── Source data

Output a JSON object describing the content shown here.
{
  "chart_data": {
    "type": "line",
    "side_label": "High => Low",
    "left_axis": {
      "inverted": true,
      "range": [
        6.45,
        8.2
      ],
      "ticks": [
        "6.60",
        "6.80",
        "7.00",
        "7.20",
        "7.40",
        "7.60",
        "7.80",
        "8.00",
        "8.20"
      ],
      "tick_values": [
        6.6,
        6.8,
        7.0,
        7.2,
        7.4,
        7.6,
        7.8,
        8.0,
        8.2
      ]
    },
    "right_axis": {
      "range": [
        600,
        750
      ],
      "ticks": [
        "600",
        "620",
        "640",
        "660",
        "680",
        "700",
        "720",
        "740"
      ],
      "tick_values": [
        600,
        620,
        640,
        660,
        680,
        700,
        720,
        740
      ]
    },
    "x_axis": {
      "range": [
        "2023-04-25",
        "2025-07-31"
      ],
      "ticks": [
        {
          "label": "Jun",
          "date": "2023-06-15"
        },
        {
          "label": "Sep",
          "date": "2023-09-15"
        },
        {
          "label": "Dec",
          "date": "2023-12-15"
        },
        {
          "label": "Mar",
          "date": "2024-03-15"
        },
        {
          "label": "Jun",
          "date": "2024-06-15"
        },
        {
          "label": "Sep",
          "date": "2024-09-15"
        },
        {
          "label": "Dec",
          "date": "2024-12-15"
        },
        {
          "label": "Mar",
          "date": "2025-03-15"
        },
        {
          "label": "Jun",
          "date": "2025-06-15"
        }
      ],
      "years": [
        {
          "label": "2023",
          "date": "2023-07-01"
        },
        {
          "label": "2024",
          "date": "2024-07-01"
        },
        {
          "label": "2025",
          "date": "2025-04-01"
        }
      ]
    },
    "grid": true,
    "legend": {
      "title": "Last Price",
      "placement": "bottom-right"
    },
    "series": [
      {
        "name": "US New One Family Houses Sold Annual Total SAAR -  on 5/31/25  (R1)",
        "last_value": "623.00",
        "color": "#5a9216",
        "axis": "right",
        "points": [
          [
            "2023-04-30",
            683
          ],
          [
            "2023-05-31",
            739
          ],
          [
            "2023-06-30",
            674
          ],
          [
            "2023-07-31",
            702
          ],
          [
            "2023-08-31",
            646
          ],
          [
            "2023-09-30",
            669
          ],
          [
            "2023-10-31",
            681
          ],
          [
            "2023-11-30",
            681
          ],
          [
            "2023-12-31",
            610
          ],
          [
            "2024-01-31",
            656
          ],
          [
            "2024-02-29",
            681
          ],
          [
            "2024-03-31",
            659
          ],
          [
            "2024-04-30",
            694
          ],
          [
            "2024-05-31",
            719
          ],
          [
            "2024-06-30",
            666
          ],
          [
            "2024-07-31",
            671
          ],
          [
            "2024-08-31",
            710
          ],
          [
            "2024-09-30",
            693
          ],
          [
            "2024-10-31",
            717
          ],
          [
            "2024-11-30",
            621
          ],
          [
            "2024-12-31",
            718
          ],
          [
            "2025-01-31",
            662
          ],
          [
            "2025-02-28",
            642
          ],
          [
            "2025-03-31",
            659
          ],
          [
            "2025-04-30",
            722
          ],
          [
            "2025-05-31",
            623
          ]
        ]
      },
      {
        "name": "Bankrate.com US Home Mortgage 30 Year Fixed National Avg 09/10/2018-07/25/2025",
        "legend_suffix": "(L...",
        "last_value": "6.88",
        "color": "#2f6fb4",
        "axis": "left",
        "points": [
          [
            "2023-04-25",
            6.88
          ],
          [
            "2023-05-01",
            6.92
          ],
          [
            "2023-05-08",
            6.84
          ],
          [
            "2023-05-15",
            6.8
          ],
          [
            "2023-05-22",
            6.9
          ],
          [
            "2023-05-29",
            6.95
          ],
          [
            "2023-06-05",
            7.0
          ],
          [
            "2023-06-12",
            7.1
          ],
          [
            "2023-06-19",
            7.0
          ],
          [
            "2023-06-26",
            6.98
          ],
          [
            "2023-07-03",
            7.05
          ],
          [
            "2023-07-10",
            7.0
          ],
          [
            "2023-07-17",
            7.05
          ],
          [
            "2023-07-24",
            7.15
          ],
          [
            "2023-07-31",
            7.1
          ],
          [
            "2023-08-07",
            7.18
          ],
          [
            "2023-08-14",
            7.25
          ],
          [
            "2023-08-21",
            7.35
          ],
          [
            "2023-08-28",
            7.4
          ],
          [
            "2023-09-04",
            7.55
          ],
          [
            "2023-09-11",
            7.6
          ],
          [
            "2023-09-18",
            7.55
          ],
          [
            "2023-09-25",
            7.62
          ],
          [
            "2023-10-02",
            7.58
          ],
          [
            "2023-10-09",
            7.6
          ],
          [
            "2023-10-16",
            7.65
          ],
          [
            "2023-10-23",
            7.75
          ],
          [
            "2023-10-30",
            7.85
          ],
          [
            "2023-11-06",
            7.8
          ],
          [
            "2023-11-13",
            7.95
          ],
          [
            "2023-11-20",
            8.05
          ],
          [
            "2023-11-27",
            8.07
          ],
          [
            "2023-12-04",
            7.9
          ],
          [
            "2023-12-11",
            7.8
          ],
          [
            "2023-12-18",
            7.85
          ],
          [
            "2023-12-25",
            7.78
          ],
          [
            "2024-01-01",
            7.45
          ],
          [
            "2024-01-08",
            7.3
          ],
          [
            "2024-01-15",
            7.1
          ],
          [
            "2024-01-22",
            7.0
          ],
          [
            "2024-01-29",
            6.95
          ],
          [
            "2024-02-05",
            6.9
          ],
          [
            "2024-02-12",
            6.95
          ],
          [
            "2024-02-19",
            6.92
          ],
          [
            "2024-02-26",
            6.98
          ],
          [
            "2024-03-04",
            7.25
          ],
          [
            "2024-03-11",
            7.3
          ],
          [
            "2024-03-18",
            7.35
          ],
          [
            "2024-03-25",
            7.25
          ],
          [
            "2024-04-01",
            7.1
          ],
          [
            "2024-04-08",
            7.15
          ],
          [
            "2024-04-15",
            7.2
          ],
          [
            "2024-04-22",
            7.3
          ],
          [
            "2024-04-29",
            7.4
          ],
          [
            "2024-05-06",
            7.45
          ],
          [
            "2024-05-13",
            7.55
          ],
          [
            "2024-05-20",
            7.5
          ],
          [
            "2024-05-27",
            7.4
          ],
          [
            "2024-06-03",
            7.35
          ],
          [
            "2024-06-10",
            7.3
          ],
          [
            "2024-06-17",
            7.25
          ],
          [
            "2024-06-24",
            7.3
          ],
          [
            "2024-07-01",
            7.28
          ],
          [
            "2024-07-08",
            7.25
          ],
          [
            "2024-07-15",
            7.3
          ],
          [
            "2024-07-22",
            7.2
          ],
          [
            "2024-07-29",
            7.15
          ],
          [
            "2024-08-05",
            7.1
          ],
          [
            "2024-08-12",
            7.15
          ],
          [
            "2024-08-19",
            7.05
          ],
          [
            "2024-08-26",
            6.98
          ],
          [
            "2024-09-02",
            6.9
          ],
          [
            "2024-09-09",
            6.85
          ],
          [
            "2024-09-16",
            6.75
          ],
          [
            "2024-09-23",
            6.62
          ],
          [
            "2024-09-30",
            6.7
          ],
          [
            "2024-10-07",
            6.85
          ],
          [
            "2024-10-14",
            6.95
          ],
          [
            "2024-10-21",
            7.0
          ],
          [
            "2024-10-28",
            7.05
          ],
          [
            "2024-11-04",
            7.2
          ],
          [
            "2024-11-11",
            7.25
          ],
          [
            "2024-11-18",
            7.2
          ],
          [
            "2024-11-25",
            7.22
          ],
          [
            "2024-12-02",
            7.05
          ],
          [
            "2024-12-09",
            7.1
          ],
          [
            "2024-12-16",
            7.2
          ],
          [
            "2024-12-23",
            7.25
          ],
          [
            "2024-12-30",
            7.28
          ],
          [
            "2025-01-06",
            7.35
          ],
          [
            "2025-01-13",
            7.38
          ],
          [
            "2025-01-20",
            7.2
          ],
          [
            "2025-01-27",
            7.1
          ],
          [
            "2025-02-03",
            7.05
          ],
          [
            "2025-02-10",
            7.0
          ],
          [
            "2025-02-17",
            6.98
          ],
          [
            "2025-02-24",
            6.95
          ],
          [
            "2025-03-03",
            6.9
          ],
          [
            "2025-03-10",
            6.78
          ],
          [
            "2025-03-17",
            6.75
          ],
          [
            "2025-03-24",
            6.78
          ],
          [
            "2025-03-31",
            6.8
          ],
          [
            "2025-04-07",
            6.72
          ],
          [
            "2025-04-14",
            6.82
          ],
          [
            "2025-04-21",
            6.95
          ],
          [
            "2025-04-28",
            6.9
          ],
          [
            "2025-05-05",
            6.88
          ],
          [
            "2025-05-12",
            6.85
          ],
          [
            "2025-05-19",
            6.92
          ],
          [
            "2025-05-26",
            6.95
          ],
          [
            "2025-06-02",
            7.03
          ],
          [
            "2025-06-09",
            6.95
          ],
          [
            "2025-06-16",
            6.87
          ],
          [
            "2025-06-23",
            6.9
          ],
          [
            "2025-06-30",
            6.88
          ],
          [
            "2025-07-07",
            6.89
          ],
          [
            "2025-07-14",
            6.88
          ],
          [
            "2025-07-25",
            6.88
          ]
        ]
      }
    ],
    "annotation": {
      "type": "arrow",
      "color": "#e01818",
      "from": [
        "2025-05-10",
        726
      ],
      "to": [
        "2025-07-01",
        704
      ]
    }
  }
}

────

From the listing above, collect every line that mentions the word "name".

        "name": "US New One Family Houses Sold Annual Total SAAR -  on 5/31/25  (R1)",
        "name": "Bankrate.com US Home Mortgage 30 Year Fixed National Avg 09/10/2018-07/25/2025",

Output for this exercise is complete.